DIRECTIVE: From the listing, collect all lines containing the word "Planner".

#### MATERIAL FOR THIS EXERCISE

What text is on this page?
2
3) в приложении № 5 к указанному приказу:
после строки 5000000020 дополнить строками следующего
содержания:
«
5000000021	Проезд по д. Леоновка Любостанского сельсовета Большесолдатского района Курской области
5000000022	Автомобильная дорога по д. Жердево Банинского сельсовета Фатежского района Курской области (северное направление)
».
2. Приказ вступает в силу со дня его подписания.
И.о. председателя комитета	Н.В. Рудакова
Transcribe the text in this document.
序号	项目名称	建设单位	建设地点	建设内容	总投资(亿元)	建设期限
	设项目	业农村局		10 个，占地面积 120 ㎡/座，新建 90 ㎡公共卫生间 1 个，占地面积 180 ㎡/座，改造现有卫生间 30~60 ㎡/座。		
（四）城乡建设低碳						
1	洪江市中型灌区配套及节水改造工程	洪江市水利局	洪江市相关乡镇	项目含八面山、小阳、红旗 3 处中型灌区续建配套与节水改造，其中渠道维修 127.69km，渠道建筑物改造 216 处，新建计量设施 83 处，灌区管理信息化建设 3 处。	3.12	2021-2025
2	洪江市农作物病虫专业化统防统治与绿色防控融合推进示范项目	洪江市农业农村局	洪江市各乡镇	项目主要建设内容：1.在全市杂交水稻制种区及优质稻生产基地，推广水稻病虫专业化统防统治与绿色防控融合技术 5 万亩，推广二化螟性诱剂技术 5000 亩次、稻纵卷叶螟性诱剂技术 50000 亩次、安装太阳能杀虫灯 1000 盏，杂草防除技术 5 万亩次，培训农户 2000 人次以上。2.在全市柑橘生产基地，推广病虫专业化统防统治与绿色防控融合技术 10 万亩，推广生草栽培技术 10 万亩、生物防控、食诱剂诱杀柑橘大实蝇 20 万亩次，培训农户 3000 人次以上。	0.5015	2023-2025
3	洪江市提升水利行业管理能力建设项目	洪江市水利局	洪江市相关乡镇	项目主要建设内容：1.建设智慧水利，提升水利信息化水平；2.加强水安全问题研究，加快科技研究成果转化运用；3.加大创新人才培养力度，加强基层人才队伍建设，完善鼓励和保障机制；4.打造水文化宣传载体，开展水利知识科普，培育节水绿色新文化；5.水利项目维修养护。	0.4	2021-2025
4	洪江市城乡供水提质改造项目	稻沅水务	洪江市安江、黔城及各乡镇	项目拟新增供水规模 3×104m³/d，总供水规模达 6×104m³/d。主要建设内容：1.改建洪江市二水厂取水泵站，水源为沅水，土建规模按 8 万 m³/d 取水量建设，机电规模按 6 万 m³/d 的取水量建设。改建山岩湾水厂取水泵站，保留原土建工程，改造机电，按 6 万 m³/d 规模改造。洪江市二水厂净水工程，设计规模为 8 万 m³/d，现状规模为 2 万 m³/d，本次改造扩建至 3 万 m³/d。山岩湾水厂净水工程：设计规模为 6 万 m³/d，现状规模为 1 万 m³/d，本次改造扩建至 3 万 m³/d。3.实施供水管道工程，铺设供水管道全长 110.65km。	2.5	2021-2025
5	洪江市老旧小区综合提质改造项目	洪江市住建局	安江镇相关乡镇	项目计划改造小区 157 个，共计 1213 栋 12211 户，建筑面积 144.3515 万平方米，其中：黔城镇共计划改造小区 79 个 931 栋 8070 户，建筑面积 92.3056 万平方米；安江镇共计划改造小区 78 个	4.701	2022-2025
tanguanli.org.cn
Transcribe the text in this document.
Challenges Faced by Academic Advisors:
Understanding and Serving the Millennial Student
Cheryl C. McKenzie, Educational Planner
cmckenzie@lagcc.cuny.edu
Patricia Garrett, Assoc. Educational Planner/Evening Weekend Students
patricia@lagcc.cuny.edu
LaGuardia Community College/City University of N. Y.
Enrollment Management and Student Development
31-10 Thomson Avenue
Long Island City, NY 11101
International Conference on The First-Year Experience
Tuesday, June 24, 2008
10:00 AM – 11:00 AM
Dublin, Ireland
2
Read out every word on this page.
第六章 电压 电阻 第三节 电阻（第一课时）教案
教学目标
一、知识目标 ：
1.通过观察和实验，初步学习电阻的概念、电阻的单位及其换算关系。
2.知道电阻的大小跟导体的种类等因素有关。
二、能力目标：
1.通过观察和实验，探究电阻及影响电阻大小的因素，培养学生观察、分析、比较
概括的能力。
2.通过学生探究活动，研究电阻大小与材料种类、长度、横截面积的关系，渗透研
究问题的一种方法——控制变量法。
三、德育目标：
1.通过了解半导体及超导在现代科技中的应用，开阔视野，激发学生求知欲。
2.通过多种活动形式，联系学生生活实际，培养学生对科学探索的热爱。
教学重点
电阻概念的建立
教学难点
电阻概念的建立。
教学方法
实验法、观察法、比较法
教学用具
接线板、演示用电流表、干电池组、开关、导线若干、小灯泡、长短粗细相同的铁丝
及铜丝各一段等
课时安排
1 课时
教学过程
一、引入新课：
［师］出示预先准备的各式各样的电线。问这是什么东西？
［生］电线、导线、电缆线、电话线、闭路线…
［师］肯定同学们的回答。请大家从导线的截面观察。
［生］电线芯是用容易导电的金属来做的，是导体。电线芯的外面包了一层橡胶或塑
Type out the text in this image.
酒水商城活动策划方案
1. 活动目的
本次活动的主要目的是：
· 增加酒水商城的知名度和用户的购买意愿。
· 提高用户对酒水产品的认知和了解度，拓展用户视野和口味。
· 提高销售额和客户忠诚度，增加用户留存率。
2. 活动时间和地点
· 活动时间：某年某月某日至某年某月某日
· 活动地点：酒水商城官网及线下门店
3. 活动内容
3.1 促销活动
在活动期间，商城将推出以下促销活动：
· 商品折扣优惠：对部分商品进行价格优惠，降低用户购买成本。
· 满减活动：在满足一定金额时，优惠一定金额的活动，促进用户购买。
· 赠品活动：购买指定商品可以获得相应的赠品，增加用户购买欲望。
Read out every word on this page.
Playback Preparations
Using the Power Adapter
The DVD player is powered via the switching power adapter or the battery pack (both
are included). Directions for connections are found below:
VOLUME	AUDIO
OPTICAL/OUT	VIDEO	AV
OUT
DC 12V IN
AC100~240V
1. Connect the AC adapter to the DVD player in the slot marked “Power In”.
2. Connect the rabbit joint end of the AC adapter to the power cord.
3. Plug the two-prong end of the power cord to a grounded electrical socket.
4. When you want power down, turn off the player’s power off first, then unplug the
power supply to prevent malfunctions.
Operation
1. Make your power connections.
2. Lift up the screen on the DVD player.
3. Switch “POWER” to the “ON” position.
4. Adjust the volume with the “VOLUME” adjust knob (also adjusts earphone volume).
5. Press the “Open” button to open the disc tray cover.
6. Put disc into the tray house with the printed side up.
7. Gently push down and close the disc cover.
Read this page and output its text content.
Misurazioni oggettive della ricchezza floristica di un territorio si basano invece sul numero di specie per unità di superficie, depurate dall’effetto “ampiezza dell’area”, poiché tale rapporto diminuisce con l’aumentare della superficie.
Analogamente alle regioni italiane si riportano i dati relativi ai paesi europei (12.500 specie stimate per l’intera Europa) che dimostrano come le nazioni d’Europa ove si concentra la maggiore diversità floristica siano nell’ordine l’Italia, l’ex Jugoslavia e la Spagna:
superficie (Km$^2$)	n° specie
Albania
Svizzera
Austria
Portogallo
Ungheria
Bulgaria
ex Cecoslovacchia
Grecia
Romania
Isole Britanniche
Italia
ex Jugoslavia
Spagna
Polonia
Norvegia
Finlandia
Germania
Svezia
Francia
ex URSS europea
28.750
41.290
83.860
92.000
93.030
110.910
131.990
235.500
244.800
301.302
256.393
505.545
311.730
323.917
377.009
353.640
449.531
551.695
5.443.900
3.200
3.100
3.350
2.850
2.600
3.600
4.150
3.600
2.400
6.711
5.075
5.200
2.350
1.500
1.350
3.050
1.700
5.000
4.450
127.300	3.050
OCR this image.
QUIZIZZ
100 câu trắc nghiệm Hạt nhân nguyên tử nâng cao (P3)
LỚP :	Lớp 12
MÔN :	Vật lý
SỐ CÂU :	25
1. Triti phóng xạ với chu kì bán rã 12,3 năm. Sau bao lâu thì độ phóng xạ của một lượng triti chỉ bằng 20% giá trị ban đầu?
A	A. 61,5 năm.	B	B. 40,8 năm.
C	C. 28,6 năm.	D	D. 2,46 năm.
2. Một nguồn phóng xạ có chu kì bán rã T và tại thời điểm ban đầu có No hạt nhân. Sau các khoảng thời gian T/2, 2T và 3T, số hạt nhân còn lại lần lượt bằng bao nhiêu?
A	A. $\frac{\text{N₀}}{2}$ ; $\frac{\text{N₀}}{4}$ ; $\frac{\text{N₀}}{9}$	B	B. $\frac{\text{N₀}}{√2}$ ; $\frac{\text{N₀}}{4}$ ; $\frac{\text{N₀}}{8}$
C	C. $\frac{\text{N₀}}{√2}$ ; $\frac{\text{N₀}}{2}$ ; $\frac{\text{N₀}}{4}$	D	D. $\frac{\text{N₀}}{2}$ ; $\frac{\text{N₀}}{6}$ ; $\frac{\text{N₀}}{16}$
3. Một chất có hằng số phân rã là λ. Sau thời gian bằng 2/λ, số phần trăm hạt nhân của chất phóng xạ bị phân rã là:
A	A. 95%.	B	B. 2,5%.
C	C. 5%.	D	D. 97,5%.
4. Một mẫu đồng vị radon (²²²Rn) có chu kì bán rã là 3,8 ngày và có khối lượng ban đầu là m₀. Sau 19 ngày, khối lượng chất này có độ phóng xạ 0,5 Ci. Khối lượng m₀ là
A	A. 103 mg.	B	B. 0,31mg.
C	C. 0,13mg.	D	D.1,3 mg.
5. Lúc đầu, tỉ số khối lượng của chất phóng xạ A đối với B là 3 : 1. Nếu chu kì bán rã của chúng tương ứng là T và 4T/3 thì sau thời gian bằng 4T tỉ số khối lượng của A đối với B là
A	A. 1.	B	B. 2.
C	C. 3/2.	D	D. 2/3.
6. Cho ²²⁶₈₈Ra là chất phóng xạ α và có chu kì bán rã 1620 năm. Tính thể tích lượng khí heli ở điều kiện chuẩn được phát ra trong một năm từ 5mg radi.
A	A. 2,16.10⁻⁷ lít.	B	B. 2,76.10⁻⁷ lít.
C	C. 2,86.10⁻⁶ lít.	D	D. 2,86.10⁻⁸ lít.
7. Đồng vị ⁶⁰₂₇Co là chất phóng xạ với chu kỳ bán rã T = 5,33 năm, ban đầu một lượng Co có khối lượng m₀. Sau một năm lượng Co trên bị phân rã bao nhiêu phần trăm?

########

EXPECTED ANSWER:
Cheryl C. McKenzie, Educational Planner
Patricia Garrett, Assoc. Educational Planner/Evening Weekend Students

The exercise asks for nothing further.